* START *

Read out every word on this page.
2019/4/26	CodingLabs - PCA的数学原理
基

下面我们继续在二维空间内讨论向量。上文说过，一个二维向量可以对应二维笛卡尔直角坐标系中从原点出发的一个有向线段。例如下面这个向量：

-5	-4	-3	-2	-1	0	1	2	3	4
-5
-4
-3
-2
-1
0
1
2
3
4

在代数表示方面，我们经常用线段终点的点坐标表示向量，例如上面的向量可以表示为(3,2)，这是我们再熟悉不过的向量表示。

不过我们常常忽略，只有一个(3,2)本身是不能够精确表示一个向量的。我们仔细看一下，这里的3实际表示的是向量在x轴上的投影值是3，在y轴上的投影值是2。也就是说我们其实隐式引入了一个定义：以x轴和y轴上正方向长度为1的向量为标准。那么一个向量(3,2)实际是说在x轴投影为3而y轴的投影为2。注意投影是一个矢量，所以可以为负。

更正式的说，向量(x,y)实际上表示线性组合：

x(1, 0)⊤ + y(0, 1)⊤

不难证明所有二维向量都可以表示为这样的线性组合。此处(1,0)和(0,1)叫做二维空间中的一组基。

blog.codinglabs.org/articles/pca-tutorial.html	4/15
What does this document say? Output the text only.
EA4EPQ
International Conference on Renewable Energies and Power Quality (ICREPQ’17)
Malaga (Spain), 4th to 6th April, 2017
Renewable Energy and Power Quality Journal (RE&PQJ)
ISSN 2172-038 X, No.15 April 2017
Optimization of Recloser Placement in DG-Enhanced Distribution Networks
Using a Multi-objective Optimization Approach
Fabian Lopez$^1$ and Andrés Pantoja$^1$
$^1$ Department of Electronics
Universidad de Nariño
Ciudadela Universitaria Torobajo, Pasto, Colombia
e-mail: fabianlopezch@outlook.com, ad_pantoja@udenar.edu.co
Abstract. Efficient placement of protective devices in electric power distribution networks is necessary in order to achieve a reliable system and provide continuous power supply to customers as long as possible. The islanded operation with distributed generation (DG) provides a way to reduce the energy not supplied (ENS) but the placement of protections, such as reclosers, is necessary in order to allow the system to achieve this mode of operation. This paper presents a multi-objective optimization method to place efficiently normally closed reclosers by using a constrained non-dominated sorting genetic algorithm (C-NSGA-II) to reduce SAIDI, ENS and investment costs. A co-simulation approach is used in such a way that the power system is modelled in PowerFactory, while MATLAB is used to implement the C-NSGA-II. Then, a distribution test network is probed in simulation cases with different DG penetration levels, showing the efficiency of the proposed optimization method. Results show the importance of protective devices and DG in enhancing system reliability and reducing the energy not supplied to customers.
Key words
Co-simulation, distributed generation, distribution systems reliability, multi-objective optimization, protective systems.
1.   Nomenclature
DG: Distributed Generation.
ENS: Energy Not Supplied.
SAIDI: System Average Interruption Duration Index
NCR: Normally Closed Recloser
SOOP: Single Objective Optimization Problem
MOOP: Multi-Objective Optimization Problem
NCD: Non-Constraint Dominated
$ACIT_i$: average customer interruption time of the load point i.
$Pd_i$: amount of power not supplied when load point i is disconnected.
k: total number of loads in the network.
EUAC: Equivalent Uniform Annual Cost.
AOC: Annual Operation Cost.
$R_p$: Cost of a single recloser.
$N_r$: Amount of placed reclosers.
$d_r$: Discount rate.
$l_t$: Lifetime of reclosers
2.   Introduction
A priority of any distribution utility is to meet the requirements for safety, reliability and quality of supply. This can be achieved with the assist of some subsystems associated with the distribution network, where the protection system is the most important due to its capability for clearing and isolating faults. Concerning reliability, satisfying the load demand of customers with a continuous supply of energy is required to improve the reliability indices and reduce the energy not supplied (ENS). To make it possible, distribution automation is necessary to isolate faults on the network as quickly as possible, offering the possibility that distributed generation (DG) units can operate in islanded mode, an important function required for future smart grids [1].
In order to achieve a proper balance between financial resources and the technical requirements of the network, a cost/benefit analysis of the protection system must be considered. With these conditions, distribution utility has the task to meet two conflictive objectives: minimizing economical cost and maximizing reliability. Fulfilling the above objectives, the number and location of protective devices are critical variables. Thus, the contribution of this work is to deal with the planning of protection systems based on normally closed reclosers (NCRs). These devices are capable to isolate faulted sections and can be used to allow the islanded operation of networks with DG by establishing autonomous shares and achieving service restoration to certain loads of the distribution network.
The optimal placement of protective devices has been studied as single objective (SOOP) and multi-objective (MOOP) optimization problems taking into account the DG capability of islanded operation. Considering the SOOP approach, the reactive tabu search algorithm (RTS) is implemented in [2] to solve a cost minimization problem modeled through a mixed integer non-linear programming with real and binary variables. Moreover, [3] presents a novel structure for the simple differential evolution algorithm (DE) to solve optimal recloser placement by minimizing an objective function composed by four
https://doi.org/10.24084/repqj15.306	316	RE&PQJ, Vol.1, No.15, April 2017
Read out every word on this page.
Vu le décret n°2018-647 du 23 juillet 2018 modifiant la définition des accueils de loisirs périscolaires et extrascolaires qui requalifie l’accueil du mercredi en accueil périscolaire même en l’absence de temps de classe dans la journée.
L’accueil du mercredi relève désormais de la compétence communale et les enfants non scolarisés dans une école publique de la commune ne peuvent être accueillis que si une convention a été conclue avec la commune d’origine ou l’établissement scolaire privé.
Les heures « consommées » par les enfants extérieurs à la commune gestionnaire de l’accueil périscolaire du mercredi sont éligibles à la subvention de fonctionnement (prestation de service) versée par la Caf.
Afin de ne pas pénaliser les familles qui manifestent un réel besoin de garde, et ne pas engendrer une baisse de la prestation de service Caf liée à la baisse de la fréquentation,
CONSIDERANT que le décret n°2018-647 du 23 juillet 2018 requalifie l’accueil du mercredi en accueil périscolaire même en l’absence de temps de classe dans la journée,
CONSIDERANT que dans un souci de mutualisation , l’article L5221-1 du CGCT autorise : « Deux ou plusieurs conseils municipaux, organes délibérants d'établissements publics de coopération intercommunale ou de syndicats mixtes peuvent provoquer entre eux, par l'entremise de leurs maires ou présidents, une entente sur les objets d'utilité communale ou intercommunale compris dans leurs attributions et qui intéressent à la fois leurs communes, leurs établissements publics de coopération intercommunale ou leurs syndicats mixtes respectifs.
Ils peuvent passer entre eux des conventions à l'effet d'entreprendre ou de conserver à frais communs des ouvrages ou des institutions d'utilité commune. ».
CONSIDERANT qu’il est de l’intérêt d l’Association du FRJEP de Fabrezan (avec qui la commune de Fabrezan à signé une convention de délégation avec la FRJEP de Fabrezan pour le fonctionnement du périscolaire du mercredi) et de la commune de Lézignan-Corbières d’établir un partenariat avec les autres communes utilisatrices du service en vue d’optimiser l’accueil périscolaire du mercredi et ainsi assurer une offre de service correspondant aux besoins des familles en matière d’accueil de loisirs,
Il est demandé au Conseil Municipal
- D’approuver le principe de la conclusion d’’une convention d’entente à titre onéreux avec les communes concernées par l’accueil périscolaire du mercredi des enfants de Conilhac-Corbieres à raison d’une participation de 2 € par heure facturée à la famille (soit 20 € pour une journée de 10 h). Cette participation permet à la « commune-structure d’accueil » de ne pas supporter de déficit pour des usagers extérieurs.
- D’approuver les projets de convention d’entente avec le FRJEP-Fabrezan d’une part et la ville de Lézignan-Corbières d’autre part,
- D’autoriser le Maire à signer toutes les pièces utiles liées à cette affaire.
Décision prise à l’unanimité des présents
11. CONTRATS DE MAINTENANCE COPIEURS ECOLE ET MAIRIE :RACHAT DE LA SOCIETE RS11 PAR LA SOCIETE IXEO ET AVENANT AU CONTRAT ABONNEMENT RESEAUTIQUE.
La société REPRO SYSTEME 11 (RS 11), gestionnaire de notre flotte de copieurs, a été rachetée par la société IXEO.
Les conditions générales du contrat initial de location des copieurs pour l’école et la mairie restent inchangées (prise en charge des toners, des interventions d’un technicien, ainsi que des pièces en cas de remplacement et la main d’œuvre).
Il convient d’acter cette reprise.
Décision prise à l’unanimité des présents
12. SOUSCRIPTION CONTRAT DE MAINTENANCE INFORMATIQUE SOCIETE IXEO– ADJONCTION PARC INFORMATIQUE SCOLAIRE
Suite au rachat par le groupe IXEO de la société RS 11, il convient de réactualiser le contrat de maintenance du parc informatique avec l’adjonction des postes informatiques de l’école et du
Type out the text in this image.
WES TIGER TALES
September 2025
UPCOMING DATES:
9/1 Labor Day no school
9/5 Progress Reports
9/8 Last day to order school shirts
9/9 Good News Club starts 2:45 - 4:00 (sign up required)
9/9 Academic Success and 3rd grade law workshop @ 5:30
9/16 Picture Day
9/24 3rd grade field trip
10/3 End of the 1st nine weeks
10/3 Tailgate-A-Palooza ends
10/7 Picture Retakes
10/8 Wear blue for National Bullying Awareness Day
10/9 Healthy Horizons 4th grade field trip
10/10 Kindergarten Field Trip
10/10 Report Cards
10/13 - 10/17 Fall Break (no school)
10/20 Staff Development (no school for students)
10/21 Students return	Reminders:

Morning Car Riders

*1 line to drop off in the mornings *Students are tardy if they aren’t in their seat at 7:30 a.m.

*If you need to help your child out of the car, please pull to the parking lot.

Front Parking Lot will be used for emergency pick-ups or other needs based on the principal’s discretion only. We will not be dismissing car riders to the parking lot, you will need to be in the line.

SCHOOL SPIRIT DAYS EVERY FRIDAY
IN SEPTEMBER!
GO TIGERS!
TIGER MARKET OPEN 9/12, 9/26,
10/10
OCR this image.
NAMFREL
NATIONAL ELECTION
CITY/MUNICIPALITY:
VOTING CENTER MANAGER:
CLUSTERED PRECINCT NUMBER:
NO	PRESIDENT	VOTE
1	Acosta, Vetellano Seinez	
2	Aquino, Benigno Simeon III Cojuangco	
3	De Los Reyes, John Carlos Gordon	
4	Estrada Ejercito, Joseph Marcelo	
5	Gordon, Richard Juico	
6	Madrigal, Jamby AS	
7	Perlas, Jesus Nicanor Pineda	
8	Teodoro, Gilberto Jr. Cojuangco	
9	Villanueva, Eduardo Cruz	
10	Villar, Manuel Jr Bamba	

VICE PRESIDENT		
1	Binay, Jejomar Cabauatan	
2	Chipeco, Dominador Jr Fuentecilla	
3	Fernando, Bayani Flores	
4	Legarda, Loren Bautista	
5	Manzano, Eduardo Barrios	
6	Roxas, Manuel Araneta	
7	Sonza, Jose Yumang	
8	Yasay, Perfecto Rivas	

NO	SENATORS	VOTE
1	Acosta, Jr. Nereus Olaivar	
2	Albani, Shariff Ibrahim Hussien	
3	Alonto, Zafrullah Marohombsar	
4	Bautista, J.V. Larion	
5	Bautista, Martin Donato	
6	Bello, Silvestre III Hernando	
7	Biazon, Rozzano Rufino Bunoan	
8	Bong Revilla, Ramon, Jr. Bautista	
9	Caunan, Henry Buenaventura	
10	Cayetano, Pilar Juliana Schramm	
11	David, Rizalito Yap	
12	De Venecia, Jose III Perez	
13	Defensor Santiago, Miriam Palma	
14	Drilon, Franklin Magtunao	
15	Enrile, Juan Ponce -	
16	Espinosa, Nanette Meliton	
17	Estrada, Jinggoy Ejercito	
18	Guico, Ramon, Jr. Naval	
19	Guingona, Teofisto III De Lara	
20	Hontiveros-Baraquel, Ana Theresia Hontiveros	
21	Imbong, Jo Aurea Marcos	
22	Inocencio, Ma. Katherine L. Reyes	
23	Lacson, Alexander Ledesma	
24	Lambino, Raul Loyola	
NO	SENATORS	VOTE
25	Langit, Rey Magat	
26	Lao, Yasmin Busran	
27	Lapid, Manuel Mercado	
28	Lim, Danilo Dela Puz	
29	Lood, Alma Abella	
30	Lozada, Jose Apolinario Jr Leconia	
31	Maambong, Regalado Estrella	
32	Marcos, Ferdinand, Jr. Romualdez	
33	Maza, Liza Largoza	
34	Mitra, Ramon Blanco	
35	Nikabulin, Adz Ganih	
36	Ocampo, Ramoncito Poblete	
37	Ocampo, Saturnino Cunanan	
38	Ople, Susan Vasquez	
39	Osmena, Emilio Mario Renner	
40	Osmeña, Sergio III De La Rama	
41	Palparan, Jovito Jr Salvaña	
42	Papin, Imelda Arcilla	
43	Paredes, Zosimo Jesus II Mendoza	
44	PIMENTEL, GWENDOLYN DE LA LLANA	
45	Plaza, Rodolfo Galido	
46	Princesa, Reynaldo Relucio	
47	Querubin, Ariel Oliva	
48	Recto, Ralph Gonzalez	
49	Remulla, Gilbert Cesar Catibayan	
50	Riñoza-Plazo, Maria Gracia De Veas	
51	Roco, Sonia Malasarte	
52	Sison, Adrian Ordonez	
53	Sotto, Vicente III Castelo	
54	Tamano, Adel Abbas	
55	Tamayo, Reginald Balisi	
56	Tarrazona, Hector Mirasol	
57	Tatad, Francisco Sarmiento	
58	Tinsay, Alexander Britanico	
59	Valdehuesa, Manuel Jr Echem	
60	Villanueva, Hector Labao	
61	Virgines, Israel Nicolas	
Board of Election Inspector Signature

* END *

Identify the lines of the entries containing the string "April". Copy each such line.

Malaga (Spain), 4th to 6th April, 2017
ISSN 2172-038 X, No.15 April 2017
https://doi.org/10.24084/repqj15.306	316	RE&PQJ, Vol.1, No.15, April 2017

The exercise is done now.